ACTION ITEM
Continue the news article about the low flu activity in Lane County, starting right after its final sentence.

SOURCE PASSAGE
What happened to flu season? Experts talk COVID-19, vaccines and more

“The measures that we've put in place for COVID prevention have done a lot to help prevent the flu in Lane County,” said one PeaceHealth doctor.

Posted: Jan 11, 2021 6:18 PM

LANE COUNTY, Ore. -- As the talk of coronavirus dominates our daily conversation, some people are asking: what happened to the flu?

Dr. Brenda Ormesher is an Infectious Disease Physician with PeaceHealth Medical Group. She along with several other doctors KEZI 9 News spoke to said they have seen very low flu activity within the community.

“The measures that we've put in place for COVID prevention have done a lot to help prevent the flu in Lane County,” Ormesher said.

But that’s not all.

“We did have higher rates of vaccination this year compared to prior years, so that's excellent because more people have become engaged,” Ormesher said. “They've taken measures to help prevent the spread of influenza, and that community engagement has made such a big difference.”

PROVIDED RECORDS
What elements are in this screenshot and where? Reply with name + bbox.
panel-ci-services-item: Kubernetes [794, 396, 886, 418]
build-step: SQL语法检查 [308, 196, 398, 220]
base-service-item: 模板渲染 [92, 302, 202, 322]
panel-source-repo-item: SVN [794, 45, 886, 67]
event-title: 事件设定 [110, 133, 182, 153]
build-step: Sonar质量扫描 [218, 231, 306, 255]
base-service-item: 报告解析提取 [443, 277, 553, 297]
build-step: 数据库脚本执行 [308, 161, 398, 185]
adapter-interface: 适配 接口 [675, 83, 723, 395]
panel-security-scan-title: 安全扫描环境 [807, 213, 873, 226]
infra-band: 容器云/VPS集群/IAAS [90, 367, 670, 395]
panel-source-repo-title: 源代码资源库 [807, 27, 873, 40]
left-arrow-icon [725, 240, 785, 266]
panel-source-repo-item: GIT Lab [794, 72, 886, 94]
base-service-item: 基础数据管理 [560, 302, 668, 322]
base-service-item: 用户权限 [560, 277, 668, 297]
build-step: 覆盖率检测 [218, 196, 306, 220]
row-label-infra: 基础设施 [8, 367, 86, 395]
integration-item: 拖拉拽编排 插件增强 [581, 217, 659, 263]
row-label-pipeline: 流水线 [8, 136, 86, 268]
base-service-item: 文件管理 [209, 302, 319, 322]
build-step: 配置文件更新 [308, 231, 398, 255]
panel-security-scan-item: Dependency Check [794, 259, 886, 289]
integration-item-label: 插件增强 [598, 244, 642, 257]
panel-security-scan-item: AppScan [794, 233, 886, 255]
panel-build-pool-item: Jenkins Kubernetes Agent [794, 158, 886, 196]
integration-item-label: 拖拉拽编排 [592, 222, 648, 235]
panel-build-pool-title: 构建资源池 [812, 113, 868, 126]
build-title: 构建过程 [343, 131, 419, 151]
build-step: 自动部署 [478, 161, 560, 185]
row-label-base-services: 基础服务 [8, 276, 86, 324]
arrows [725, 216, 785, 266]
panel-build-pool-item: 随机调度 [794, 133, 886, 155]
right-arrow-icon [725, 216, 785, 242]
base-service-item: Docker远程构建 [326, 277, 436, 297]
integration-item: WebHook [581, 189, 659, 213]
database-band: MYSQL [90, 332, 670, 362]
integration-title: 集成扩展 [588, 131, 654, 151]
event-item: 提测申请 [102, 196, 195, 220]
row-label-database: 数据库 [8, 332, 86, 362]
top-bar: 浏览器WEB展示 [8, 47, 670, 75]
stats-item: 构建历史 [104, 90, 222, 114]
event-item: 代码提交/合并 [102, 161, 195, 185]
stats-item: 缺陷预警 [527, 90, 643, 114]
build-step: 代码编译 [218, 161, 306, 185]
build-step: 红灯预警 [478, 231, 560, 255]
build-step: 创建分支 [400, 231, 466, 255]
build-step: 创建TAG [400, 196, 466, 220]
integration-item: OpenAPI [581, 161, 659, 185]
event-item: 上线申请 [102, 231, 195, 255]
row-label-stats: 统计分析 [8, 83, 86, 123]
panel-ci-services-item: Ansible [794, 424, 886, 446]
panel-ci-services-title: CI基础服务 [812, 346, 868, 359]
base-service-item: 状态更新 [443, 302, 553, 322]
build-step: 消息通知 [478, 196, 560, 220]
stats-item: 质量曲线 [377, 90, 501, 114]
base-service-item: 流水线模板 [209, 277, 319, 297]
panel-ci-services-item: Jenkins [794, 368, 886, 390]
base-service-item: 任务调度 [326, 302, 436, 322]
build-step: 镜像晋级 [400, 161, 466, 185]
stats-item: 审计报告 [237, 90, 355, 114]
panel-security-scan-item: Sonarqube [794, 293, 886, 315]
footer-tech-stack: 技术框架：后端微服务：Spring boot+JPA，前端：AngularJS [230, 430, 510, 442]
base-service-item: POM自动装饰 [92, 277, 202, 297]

ANSWER SECTION
Dr. Patrick Luedtke with Lane County Public Health agrees.

“We are of course attributing that really to human behavior,” Luedtke said. “People are wearing masks -- not 100% but they can still do better. Many of them are wearing masks. Secondly, people are avoiding these congregate settings where we typically pass it.”

He said labs have shown a nearly 75% reduction in flu cases so far this year, but he said anything could happen.

“We could still very well see a big peak in influenza in February, March or April,” Luedtke said. "So people still have time to get protected, and we really want them to.”

Luedtke said that in a typical year there is so much influenza that it is not a reportable disease. That would only change if officials noticed a novel strain.

In the 2019-2020 season, the CDC estimated 22,000 deaths from the flu. Across the country, many states have reported none so far.

Health officials have warned about the dangerous reality of coinfection -- that’s an individual becoming infected with both COVID-19 and the flu. Ormesher said they’ve only seen one case of that in a nursing home.

“The flu shot is definitely important, even with low cases,” Ormesher said. “If we start seeing that spread in our community, in addition with COVID, that would be detrimental to the health care facility and it would be detrimental to the patients.”

In Oregon, between Dec. 27 and Jan. 2 this season, there were 0.1% of positive flu tests. Last season, that number was at 26.6% in the same time span.